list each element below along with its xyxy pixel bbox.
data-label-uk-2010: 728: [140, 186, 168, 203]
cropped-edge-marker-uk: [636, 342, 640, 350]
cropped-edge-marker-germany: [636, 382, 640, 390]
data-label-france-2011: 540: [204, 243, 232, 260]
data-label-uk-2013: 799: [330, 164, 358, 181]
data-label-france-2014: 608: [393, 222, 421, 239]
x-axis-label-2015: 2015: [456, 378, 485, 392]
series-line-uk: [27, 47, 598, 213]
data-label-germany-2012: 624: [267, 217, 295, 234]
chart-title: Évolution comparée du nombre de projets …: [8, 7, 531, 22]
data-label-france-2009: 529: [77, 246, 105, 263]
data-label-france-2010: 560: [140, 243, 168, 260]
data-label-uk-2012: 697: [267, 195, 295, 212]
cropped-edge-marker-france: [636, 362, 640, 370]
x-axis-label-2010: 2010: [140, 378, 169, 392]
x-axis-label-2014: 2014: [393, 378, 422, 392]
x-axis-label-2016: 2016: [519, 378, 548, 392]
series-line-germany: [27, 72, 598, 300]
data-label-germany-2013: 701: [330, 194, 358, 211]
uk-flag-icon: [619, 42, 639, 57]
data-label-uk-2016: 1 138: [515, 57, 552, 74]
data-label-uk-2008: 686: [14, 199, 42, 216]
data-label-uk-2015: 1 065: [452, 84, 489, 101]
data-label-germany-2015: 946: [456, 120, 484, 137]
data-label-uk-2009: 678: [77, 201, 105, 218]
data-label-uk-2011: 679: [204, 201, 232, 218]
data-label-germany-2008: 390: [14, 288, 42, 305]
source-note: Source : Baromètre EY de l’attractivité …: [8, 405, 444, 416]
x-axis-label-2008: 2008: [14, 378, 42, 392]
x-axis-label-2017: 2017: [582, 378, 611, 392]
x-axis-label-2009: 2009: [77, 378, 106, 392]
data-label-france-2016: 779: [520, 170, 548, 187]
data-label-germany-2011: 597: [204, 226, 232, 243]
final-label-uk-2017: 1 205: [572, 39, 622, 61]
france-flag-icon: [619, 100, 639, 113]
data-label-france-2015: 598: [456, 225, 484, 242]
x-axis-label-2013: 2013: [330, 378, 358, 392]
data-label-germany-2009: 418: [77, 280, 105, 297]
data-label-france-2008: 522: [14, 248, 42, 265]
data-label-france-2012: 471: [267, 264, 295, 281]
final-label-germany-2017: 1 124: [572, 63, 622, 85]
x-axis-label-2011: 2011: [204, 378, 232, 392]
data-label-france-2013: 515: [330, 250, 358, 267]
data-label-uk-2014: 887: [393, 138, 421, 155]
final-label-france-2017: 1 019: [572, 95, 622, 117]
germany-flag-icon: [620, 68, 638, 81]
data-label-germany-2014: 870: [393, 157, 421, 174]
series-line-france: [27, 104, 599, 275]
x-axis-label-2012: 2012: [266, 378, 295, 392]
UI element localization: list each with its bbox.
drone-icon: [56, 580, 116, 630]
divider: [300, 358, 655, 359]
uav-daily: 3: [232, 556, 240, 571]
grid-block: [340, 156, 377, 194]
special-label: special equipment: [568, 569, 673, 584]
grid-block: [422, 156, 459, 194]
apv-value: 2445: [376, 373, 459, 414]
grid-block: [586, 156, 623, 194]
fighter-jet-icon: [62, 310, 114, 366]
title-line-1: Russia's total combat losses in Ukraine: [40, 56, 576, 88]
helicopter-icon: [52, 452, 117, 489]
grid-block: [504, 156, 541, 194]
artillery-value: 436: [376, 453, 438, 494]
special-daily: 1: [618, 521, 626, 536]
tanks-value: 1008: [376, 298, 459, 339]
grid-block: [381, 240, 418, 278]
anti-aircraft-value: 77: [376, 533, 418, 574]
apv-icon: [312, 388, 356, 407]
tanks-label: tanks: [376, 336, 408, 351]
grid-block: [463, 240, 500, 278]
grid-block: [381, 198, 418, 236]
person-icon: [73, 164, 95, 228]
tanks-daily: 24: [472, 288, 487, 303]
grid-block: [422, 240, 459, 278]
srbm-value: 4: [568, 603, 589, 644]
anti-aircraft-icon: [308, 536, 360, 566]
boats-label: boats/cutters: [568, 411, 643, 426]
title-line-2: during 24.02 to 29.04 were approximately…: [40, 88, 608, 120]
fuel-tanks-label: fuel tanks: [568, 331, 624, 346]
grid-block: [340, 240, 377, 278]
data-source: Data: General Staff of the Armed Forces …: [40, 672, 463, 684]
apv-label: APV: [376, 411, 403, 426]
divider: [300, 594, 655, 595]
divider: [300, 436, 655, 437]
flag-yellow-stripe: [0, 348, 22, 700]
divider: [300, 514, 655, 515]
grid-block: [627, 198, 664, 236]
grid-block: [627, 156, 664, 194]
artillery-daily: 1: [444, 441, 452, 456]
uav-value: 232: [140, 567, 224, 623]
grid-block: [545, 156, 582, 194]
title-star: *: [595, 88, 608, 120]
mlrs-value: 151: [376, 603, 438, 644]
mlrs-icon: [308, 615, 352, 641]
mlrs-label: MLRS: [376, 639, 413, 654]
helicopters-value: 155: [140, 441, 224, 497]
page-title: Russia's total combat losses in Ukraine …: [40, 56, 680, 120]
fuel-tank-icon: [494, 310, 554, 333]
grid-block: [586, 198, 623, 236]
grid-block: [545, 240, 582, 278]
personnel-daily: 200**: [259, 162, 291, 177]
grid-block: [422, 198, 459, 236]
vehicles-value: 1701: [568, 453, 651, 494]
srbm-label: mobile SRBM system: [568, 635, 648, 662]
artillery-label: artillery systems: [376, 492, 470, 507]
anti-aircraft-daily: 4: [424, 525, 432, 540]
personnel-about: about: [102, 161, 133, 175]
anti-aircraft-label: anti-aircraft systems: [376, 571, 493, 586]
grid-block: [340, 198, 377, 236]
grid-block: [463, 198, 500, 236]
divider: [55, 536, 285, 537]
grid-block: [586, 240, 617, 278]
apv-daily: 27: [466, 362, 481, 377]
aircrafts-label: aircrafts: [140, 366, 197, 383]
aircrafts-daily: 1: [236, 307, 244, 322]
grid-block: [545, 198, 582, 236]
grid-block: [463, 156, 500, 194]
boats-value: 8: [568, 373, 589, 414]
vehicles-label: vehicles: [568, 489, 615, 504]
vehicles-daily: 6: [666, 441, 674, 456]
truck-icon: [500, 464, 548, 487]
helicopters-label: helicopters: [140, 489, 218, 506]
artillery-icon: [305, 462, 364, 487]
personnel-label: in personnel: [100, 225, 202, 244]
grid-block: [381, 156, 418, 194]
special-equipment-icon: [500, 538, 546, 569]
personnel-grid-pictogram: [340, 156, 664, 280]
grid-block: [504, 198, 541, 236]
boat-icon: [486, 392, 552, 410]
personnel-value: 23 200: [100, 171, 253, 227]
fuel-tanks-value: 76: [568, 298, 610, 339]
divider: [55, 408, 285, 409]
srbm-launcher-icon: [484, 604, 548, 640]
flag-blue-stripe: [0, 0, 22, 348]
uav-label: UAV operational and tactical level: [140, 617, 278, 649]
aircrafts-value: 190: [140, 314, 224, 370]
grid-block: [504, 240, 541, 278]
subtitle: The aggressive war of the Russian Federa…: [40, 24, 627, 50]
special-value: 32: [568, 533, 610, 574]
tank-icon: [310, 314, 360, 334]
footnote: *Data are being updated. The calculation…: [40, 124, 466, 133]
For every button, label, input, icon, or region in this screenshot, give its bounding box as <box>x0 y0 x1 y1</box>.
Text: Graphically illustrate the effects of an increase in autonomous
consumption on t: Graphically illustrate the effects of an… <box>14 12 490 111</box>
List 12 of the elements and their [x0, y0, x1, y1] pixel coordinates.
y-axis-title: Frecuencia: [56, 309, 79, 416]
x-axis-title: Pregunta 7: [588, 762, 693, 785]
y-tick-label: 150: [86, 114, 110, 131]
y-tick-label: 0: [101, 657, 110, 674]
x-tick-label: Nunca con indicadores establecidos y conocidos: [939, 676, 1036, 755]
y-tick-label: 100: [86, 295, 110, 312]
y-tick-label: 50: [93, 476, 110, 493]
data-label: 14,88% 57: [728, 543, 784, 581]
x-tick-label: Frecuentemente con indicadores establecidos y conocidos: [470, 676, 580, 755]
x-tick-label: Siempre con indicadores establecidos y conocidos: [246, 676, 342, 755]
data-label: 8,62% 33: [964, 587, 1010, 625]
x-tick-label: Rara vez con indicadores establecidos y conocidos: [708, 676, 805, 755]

[YOUR TASK] Return every line of the records that contains the string "helicopters", treating uppercase and lowercase letters as distinct.

[SOLUTION]
helicopters-value: 155: [140, 441, 224, 497]
helicopters-label: helicopters: [140, 489, 218, 506]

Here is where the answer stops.